THE RECORDS:
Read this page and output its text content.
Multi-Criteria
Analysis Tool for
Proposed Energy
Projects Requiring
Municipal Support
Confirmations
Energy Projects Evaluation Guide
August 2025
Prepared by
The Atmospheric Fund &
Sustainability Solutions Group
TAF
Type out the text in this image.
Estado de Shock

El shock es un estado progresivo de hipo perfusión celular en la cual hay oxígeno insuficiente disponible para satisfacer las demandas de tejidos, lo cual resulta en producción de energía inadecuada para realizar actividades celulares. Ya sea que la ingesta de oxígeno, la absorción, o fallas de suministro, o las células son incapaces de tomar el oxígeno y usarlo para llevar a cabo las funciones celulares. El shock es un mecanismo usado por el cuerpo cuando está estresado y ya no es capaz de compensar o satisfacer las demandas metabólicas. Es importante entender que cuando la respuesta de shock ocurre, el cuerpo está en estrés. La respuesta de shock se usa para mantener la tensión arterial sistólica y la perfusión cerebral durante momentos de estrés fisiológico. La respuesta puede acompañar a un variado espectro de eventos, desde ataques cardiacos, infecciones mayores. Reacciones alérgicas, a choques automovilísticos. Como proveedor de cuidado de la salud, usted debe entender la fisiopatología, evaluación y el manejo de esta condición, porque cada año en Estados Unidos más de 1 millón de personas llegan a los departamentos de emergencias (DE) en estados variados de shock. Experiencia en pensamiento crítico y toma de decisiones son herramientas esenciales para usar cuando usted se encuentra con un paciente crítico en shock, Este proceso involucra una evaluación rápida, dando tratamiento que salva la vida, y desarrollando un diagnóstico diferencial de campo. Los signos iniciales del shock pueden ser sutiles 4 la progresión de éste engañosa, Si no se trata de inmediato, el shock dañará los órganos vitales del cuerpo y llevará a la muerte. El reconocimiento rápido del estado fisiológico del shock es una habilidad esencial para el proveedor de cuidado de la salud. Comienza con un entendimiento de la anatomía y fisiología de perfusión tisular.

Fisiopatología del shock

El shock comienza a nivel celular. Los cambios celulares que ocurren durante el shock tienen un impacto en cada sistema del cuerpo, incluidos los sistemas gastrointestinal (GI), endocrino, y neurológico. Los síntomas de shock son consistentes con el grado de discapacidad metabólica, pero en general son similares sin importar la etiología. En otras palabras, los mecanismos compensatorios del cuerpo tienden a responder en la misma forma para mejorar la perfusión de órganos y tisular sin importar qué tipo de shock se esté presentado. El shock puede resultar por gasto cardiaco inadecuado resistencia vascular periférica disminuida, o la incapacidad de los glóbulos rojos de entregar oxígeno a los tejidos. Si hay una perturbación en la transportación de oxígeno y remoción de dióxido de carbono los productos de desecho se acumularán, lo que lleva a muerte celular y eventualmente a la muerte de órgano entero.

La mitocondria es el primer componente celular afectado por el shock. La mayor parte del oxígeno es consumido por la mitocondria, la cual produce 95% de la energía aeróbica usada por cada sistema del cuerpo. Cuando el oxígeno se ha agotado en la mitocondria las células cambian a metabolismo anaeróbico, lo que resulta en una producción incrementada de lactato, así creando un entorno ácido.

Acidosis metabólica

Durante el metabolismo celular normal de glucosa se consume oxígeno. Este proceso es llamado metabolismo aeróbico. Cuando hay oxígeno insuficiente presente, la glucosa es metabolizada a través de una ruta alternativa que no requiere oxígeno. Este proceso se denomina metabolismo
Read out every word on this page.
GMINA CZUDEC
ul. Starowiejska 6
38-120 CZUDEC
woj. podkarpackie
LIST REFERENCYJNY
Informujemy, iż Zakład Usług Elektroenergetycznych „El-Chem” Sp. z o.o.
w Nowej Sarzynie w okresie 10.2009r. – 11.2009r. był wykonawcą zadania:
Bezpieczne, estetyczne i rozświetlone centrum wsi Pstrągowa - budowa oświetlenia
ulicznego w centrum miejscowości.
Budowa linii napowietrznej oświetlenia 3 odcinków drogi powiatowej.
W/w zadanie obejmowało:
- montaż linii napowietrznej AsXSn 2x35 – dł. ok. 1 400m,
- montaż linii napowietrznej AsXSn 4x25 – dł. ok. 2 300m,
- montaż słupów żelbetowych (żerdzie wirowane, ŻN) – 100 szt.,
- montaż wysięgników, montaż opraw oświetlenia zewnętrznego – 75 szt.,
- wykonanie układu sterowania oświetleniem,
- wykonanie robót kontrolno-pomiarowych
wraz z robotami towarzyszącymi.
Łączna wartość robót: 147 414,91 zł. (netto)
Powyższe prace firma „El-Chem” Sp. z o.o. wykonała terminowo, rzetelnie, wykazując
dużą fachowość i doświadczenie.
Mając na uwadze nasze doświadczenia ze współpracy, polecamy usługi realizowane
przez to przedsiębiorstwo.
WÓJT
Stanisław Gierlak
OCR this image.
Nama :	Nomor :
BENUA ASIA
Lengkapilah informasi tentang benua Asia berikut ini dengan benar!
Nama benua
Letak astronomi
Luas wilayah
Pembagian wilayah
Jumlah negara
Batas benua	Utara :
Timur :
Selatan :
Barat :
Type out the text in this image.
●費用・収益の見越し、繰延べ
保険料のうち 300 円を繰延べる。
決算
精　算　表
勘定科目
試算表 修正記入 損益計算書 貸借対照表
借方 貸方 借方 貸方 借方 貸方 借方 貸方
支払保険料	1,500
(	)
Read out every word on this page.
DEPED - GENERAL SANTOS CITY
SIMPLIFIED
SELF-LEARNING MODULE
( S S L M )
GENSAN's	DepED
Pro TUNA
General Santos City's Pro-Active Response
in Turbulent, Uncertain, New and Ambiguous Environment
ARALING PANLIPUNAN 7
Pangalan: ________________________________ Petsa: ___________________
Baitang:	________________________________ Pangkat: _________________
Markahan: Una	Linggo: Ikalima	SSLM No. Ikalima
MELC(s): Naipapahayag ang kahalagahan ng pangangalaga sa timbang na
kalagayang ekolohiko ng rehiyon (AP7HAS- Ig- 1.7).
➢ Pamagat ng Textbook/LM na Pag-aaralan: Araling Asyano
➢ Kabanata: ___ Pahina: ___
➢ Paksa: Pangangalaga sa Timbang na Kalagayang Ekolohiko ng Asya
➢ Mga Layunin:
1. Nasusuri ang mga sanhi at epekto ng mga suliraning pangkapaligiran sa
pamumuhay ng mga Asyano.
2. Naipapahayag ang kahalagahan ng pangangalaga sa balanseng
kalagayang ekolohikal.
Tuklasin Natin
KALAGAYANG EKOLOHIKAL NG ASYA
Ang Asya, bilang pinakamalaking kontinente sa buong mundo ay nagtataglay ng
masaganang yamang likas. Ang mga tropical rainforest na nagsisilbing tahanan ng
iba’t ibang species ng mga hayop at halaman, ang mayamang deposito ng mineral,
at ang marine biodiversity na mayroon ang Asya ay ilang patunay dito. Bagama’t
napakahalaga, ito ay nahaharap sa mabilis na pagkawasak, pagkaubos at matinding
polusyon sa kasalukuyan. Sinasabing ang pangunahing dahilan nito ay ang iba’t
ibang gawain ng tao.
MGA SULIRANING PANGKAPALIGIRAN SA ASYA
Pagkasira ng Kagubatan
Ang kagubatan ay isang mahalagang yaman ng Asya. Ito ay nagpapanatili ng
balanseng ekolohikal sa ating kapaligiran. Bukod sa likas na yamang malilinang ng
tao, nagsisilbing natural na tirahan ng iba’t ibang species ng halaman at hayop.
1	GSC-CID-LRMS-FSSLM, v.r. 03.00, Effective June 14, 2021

WORK TO BE COMPLETED: Extract the full listing above without alteration.

RESULT OF THE EXERCISE:
Read this page and output its text content.
Multi-Criteria
Analysis Tool for
Proposed Energy
Projects Requiring
Municipal Support
Confirmations
Energy Projects Evaluation Guide
August 2025
Prepared by
The Atmospheric Fund &
Sustainability Solutions Group
TAF
Type out the text in this image.
Estado de Shock

El shock es un estado progresivo de hipo perfusión celular en la cual hay oxígeno insuficiente disponible para satisfacer las demandas de tejidos, lo cual resulta en producción de energía inadecuada para realizar actividades celulares. Ya sea que la ingesta de oxígeno, la absorción, o fallas de suministro, o las células son incapaces de tomar el oxígeno y usarlo para llevar a cabo las funciones celulares. El shock es un mecanismo usado por el cuerpo cuando está estresado y ya no es capaz de compensar o satisfacer las demandas metabólicas. Es importante entender que cuando la respuesta de shock ocurre, el cuerpo está en estrés. La respuesta de shock se usa para mantener la tensión arterial sistólica y la perfusión cerebral durante momentos de estrés fisiológico. La respuesta puede acompañar a un variado espectro de eventos, desde ataques cardiacos, infecciones mayores. Reacciones alérgicas, a choques automovilísticos. Como proveedor de cuidado de la salud, usted debe entender la fisiopatología, evaluación y el manejo de esta condición, porque cada año en Estados Unidos más de 1 millón de personas llegan a los departamentos de emergencias (DE) en estados variados de shock. Experiencia en pensamiento crítico y toma de decisiones son herramientas esenciales para usar cuando usted se encuentra con un paciente crítico en shock, Este proceso involucra una evaluación rápida, dando tratamiento que salva la vida, y desarrollando un diagnóstico diferencial de campo. Los signos iniciales del shock pueden ser sutiles 4 la progresión de éste engañosa, Si no se trata de inmediato, el shock dañará los órganos vitales del cuerpo y llevará a la muerte. El reconocimiento rápido del estado fisiológico del shock es una habilidad esencial para el proveedor de cuidado de la salud. Comienza con un entendimiento de la anatomía y fisiología de perfusión tisular.

Fisiopatología del shock

El shock comienza a nivel celular. Los cambios celulares que ocurren durante el shock tienen un impacto en cada sistema del cuerpo, incluidos los sistemas gastrointestinal (GI), endocrino, y neurológico. Los síntomas de shock son consistentes con el grado de discapacidad metabólica, pero en general son similares sin importar la etiología. En otras palabras, los mecanismos compensatorios del cuerpo tienden a responder en la misma forma para mejorar la perfusión de órganos y tisular sin importar qué tipo de shock se esté presentado. El shock puede resultar por gasto cardiaco inadecuado resistencia vascular periférica disminuida, o la incapacidad de los glóbulos rojos de entregar oxígeno a los tejidos. Si hay una perturbación en la transportación de oxígeno y remoción de dióxido de carbono los productos de desecho se acumularán, lo que lleva a muerte celular y eventualmente a la muerte de órgano entero.

La mitocondria es el primer componente celular afectado por el shock. La mayor parte del oxígeno es consumido por la mitocondria, la cual produce 95% de la energía aeróbica usada por cada sistema del cuerpo. Cuando el oxígeno se ha agotado en la mitocondria las células cambian a metabolismo anaeróbico, lo que resulta en una producción incrementada de lactato, así creando un entorno ácido.

Acidosis metabólica

Durante el metabolismo celular normal de glucosa se consume oxígeno. Este proceso es llamado metabolismo aeróbico. Cuando hay oxígeno insuficiente presente, la glucosa es metabolizada a través de una ruta alternativa que no requiere oxígeno. Este proceso se denomina metabolismo
Read out every word on this page.
GMINA CZUDEC
ul. Starowiejska 6
38-120 CZUDEC
woj. podkarpackie
LIST REFERENCYJNY
Informujemy, iż Zakład Usług Elektroenergetycznych „El-Chem” Sp. z o.o.
w Nowej Sarzynie w okresie 10.2009r. – 11.2009r. był wykonawcą zadania:
Bezpieczne, estetyczne i rozświetlone centrum wsi Pstrągowa - budowa oświetlenia
ulicznego w centrum miejscowości.
Budowa linii napowietrznej oświetlenia 3 odcinków drogi powiatowej.
W/w zadanie obejmowało:
- montaż linii napowietrznej AsXSn 2x35 – dł. ok. 1 400m,
- montaż linii napowietrznej AsXSn 4x25 – dł. ok. 2 300m,
- montaż słupów żelbetowych (żerdzie wirowane, ŻN) – 100 szt.,
- montaż wysięgników, montaż opraw oświetlenia zewnętrznego – 75 szt.,
- wykonanie układu sterowania oświetleniem,
- wykonanie robót kontrolno-pomiarowych
wraz z robotami towarzyszącymi.
Łączna wartość robót: 147 414,91 zł. (netto)
Powyższe prace firma „El-Chem” Sp. z o.o. wykonała terminowo, rzetelnie, wykazując
dużą fachowość i doświadczenie.
Mając na uwadze nasze doświadczenia ze współpracy, polecamy usługi realizowane
przez to przedsiębiorstwo.
WÓJT
Stanisław Gierlak
OCR this image.
Nama :	Nomor :
BENUA ASIA
Lengkapilah informasi tentang benua Asia berikut ini dengan benar!
Nama benua
Letak astronomi
Luas wilayah
Pembagian wilayah
Jumlah negara
Batas benua	Utara :
Timur :
Selatan :
Barat :
Type out the text in this image.
●費用・収益の見越し、繰延べ
保険料のうち 300 円を繰延べる。
決算
精　算　表
勘定科目
試算表 修正記入 損益計算書 貸借対照表
借方 貸方 借方 貸方 借方 貸方 借方 貸方
支払保険料	1,500
(	)
Read out every word on this page.
DEPED - GENERAL SANTOS CITY
SIMPLIFIED
SELF-LEARNING MODULE
( S S L M )
GENSAN's	DepED
Pro TUNA
General Santos City's Pro-Active Response
in Turbulent, Uncertain, New and Ambiguous Environment
ARALING PANLIPUNAN 7
Pangalan: ________________________________ Petsa: ___________________
Baitang:	________________________________ Pangkat: _________________
Markahan: Una	Linggo: Ikalima	SSLM No. Ikalima
MELC(s): Naipapahayag ang kahalagahan ng pangangalaga sa timbang na
kalagayang ekolohiko ng rehiyon (AP7HAS- Ig- 1.7).
➢ Pamagat ng Textbook/LM na Pag-aaralan: Araling Asyano
➢ Kabanata: ___ Pahina: ___
➢ Paksa: Pangangalaga sa Timbang na Kalagayang Ekolohiko ng Asya
➢ Mga Layunin:
1. Nasusuri ang mga sanhi at epekto ng mga suliraning pangkapaligiran sa
pamumuhay ng mga Asyano.
2. Naipapahayag ang kahalagahan ng pangangalaga sa balanseng
kalagayang ekolohikal.
Tuklasin Natin
KALAGAYANG EKOLOHIKAL NG ASYA
Ang Asya, bilang pinakamalaking kontinente sa buong mundo ay nagtataglay ng
masaganang yamang likas. Ang mga tropical rainforest na nagsisilbing tahanan ng
iba’t ibang species ng mga hayop at halaman, ang mayamang deposito ng mineral,
at ang marine biodiversity na mayroon ang Asya ay ilang patunay dito. Bagama’t
napakahalaga, ito ay nahaharap sa mabilis na pagkawasak, pagkaubos at matinding
polusyon sa kasalukuyan. Sinasabing ang pangunahing dahilan nito ay ang iba’t
ibang gawain ng tao.
MGA SULIRANING PANGKAPALIGIRAN SA ASYA
Pagkasira ng Kagubatan
Ang kagubatan ay isang mahalagang yaman ng Asya. Ito ay nagpapanatili ng
balanseng ekolohikal sa ating kapaligiran. Bukod sa likas na yamang malilinang ng
tao, nagsisilbing natural na tirahan ng iba’t ibang species ng halaman at hayop.
1	GSC-CID-LRMS-FSSLM, v.r. 03.00, Effective June 14, 2021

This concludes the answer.